RECORDS FOR THE EXERCISE:
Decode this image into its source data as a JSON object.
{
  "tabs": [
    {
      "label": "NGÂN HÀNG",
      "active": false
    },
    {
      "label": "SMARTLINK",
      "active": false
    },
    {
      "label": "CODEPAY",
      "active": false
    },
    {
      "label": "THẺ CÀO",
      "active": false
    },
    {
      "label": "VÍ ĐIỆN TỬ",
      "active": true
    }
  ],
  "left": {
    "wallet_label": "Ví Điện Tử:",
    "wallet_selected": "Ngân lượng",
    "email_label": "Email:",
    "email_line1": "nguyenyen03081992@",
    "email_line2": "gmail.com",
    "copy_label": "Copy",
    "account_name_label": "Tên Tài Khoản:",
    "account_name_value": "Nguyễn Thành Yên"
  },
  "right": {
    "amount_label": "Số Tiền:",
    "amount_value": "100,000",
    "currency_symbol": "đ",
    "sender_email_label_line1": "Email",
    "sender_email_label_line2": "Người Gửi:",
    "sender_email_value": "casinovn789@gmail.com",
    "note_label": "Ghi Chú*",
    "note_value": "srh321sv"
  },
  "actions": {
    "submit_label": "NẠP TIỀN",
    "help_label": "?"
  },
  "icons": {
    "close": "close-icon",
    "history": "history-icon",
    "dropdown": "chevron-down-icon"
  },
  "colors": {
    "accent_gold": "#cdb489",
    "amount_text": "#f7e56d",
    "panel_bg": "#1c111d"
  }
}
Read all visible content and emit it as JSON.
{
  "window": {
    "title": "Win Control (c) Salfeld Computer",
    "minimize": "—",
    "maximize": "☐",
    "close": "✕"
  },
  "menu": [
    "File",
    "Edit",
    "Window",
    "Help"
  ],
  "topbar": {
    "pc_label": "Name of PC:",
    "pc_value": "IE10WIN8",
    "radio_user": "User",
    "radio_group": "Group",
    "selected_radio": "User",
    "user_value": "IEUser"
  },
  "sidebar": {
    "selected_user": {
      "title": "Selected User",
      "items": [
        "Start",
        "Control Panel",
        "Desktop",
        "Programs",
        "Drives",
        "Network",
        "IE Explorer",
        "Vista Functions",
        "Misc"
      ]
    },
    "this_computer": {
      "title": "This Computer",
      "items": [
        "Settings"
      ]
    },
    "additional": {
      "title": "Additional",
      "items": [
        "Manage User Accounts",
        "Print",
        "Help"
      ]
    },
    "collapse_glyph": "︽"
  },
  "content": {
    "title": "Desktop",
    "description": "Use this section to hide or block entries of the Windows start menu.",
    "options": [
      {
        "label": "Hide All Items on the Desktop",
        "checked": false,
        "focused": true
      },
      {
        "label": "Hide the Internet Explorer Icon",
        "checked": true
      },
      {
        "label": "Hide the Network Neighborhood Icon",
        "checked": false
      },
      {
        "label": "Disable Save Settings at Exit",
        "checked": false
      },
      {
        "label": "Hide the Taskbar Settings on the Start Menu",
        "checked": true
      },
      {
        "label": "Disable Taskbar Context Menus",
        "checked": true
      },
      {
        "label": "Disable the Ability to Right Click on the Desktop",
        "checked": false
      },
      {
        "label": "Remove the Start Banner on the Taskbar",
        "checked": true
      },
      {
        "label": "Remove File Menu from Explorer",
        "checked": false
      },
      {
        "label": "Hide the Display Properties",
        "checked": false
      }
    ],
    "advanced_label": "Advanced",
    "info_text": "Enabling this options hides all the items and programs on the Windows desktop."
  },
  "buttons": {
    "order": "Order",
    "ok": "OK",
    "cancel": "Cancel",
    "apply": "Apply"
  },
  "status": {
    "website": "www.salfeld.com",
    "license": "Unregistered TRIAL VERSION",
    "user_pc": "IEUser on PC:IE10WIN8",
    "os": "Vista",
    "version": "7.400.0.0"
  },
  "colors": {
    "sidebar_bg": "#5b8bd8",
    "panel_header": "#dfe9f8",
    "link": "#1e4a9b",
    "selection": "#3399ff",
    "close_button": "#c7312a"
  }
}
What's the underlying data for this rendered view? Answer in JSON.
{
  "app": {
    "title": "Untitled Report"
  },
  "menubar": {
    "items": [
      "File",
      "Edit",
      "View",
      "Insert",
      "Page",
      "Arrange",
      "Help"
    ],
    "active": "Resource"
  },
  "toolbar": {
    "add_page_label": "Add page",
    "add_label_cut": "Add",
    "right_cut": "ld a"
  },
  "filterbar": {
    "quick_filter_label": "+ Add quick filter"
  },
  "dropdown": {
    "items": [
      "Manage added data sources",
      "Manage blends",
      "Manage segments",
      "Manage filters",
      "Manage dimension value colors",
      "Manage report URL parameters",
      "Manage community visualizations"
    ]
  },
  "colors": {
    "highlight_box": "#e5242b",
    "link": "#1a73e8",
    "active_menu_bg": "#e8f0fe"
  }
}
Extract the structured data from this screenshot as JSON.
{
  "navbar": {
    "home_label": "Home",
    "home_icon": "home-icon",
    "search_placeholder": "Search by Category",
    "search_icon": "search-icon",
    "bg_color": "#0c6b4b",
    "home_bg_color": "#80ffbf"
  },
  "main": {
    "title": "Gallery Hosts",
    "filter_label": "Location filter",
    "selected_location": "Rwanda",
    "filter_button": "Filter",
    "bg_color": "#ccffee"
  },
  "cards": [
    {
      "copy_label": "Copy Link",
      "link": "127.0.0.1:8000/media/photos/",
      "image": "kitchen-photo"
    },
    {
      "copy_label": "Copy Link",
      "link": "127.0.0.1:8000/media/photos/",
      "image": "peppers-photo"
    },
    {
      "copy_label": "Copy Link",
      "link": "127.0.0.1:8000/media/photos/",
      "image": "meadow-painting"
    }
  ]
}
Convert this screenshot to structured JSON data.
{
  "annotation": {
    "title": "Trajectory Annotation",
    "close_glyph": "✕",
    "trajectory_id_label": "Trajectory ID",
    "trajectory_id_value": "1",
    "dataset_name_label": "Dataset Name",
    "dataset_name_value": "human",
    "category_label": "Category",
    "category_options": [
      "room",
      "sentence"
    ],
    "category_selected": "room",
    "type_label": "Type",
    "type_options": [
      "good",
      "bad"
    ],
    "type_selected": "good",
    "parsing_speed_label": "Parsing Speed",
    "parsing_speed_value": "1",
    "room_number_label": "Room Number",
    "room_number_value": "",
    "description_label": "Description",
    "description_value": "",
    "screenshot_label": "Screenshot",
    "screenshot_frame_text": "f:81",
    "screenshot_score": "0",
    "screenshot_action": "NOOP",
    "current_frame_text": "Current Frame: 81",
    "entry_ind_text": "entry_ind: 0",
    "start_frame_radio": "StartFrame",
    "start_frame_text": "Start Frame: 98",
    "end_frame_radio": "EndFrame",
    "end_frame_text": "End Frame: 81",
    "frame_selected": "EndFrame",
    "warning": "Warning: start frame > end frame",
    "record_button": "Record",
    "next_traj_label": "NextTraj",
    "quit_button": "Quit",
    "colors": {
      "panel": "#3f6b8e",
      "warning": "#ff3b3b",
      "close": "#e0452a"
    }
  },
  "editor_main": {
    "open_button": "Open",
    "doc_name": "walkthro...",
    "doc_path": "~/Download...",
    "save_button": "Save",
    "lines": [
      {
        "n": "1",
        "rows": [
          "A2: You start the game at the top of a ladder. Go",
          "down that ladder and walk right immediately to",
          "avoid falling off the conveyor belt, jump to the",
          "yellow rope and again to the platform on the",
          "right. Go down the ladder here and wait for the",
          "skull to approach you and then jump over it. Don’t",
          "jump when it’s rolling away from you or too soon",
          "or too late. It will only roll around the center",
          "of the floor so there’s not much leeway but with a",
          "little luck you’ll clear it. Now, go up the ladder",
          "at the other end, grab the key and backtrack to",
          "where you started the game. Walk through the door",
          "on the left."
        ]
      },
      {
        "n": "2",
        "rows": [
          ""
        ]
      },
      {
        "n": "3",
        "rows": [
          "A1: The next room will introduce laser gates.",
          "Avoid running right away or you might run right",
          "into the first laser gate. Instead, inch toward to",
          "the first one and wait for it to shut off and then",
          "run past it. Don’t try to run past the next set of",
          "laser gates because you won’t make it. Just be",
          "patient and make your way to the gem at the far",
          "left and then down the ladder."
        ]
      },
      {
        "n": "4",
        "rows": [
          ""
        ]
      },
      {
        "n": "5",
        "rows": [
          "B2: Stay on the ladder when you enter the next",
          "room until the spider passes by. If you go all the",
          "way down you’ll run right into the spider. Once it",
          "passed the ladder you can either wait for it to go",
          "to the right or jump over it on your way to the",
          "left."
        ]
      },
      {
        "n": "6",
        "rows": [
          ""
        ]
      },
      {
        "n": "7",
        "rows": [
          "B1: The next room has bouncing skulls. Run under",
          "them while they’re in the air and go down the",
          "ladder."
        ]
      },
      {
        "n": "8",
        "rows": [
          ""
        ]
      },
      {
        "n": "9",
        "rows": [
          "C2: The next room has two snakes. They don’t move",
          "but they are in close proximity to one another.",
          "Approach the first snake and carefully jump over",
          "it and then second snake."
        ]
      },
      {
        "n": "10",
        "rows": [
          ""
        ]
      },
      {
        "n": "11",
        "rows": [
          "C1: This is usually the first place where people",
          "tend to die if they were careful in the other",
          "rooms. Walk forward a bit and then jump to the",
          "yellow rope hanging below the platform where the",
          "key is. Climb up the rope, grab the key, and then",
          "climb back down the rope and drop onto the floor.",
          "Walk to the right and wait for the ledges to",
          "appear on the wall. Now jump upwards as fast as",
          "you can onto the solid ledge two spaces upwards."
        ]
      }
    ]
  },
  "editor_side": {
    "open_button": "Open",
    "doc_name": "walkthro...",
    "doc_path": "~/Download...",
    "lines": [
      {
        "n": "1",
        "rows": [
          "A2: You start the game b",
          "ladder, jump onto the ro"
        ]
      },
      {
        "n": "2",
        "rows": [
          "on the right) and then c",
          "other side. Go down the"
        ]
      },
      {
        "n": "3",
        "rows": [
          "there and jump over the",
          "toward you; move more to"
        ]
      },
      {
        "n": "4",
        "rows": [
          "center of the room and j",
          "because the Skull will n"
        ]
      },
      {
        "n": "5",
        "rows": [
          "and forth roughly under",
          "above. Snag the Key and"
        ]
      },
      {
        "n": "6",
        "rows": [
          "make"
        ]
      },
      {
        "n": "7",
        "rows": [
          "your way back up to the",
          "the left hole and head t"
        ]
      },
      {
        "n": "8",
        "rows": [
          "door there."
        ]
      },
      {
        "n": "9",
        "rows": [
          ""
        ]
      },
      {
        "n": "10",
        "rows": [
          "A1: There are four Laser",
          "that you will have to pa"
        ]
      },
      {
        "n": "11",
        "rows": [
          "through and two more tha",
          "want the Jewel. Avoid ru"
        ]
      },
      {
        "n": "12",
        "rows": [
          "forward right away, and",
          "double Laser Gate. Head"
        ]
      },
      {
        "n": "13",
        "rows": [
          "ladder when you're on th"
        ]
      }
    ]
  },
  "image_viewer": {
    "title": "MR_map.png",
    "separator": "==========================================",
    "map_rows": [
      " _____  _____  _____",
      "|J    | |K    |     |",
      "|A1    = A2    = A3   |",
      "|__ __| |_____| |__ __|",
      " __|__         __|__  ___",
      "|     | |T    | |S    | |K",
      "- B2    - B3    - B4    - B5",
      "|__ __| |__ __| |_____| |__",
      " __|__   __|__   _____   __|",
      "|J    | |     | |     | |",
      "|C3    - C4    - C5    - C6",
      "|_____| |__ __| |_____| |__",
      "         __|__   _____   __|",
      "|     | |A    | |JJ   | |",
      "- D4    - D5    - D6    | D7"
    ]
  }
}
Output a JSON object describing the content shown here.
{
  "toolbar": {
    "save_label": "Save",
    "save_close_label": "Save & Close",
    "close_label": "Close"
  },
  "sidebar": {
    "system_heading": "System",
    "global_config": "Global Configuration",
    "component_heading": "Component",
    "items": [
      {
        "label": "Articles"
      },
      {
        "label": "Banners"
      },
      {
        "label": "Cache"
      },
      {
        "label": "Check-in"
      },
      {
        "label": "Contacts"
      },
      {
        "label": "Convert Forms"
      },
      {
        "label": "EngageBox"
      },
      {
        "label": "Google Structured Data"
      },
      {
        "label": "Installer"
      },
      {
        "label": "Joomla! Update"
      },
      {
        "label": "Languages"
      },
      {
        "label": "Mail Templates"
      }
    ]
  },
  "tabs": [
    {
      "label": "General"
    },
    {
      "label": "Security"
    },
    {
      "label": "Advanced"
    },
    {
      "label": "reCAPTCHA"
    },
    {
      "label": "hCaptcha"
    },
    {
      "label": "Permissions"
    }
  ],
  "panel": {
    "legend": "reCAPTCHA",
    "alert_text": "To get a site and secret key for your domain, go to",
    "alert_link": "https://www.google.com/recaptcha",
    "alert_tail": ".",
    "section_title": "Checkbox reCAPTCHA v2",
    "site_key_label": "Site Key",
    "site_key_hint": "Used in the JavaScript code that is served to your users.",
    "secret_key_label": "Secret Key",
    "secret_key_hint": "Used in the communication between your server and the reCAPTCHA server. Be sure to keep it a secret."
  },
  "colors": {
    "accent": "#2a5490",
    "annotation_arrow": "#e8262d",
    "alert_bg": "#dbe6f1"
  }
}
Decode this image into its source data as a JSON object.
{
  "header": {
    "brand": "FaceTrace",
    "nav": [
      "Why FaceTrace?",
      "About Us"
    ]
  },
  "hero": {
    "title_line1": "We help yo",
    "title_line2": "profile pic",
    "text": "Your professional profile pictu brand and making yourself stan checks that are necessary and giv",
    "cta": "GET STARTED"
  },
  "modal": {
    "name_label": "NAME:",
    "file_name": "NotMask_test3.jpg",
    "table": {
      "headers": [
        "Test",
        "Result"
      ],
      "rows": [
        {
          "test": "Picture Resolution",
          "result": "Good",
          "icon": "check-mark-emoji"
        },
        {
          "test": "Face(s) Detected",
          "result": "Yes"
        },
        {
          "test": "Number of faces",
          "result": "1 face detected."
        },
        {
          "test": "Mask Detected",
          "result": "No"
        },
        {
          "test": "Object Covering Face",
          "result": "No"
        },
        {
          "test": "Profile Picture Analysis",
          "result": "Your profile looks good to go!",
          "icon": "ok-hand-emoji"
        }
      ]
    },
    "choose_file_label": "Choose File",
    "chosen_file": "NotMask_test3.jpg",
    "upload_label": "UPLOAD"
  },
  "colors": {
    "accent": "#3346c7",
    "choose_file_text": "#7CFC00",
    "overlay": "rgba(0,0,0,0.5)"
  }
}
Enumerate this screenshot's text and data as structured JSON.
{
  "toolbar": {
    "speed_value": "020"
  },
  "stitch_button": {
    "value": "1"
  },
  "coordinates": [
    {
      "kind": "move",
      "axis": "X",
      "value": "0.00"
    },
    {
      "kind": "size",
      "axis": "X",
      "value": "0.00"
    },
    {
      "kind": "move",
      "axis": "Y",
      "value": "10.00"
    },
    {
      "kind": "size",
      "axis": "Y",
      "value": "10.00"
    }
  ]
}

STATED TASK: Quote, word for word, every line starting at the one that contains "Enumerate this screenshot's" and ending with the final line of the entries.

CORRECT ANSWER:
Enumerate this screenshot's text and data as structured JSON.
{
  "toolbar": {
    "speed_value": "020"
  },
  "stitch_button": {
    "value": "1"
  },
  "coordinates": [
    {
      "kind": "move",
      "axis": "X",
      "value": "0.00"
    },
    {
      "kind": "size",
      "axis": "X",
      "value": "0.00"
    },
    {
      "kind": "move",
      "axis": "Y",
      "value": "10.00"
    },
    {
      "kind": "size",
      "axis": "Y",
      "value": "10.00"
    }
  ]
}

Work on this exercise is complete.